*GIVEN TASK*: Please copy every line of the records below that holds the word "text".

──────── SOURCE MATERIAL ────────

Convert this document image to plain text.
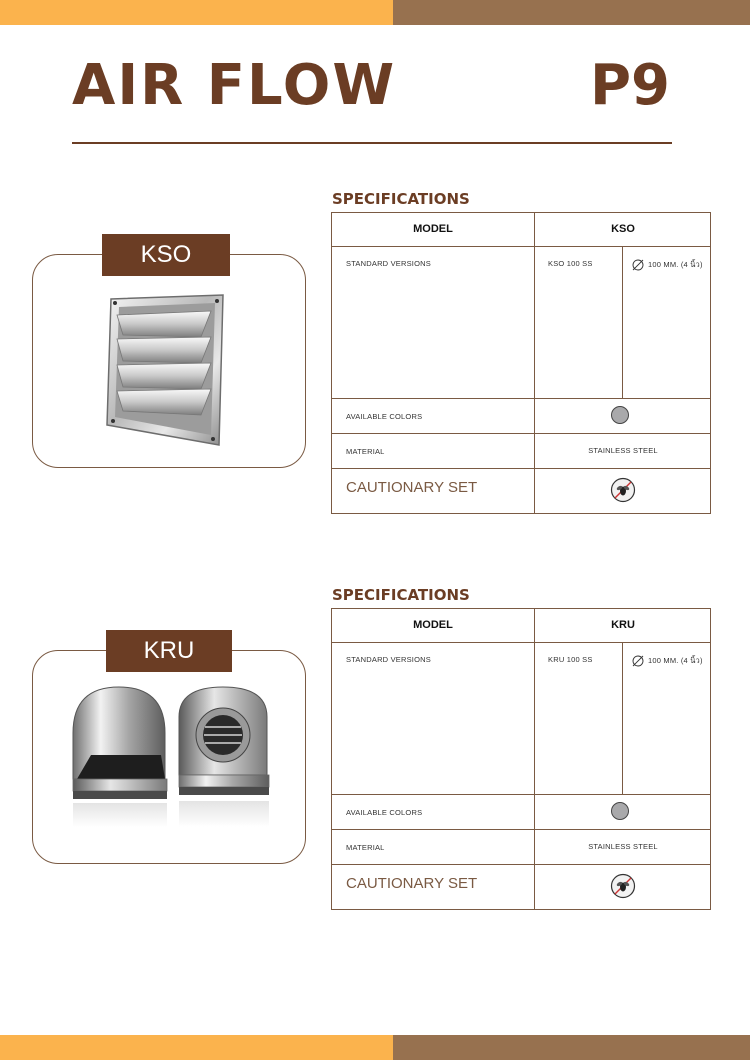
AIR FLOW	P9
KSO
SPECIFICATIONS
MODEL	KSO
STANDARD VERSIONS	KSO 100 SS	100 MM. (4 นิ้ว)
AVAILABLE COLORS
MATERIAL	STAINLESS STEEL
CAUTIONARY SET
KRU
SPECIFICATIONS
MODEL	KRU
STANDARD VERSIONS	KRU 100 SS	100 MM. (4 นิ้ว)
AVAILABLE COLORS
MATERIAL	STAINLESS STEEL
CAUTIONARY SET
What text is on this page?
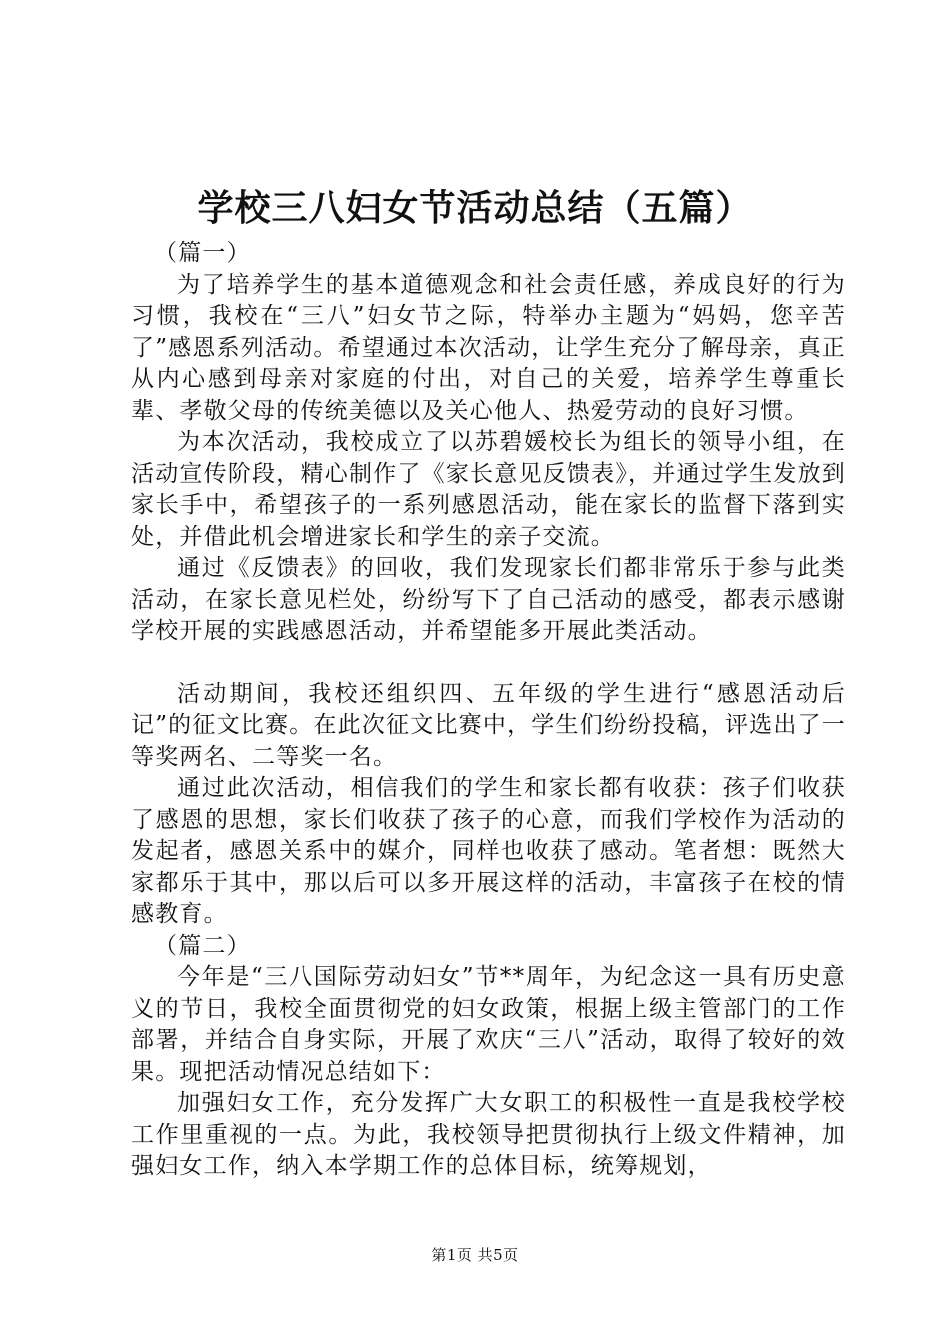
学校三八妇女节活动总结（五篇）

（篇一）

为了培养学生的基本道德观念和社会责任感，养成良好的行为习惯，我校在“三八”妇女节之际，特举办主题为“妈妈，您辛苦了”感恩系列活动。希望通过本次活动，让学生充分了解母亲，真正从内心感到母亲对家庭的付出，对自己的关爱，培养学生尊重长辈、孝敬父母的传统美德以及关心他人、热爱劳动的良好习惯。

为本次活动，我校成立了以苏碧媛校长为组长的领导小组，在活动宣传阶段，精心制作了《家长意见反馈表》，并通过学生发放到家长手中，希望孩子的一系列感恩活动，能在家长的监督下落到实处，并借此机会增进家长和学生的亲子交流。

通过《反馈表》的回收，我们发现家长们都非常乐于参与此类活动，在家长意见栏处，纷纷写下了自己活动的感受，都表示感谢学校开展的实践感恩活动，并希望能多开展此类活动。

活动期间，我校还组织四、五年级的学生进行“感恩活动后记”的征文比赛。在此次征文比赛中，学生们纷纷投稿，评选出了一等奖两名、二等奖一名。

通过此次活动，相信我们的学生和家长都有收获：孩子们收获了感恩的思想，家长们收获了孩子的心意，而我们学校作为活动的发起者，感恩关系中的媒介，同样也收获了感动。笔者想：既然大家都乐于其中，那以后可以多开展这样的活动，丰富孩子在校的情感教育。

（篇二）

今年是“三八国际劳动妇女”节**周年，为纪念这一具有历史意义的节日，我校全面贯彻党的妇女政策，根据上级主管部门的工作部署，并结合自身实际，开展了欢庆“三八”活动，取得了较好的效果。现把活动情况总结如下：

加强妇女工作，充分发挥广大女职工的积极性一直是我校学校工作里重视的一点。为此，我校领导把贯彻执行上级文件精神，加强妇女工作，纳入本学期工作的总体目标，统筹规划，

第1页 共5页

────────
──────── SOURCE MATERIAL ────────

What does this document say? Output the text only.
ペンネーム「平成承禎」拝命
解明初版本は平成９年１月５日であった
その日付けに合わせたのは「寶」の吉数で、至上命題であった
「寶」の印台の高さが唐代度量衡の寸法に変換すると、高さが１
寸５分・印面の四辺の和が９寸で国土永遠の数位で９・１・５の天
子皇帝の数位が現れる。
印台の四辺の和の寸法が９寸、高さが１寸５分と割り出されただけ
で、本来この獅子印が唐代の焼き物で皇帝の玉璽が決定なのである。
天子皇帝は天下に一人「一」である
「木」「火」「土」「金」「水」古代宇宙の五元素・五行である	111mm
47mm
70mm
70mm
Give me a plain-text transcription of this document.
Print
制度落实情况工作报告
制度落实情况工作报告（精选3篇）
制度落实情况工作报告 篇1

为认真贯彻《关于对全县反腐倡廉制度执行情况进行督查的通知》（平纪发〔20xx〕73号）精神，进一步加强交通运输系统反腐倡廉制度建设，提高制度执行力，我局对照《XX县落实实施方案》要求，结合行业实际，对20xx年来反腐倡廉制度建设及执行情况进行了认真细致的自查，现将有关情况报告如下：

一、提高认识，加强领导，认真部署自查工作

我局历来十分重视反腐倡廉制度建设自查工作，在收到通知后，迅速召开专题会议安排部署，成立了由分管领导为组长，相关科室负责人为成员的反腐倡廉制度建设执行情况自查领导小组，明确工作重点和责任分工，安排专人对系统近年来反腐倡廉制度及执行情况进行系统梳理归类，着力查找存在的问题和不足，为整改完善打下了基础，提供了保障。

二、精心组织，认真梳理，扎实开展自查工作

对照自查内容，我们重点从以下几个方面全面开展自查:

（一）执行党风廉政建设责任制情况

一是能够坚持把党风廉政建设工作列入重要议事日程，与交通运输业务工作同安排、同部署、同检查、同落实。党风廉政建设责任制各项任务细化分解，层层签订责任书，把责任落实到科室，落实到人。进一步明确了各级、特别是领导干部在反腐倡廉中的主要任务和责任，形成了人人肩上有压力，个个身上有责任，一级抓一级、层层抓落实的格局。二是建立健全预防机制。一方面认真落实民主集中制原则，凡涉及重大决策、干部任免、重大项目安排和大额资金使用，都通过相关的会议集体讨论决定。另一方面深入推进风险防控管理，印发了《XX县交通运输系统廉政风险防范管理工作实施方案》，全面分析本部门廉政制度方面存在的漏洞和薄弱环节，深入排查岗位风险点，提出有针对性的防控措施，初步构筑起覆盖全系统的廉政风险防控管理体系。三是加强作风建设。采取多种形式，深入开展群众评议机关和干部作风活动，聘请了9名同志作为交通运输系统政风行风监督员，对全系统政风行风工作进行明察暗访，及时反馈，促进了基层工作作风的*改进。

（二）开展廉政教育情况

────────

*TASK ANSWER*:
Convert this document image to plain text.
What text is on this page?
What does this document say? Output the text only.
Give me a plain-text transcription of this document.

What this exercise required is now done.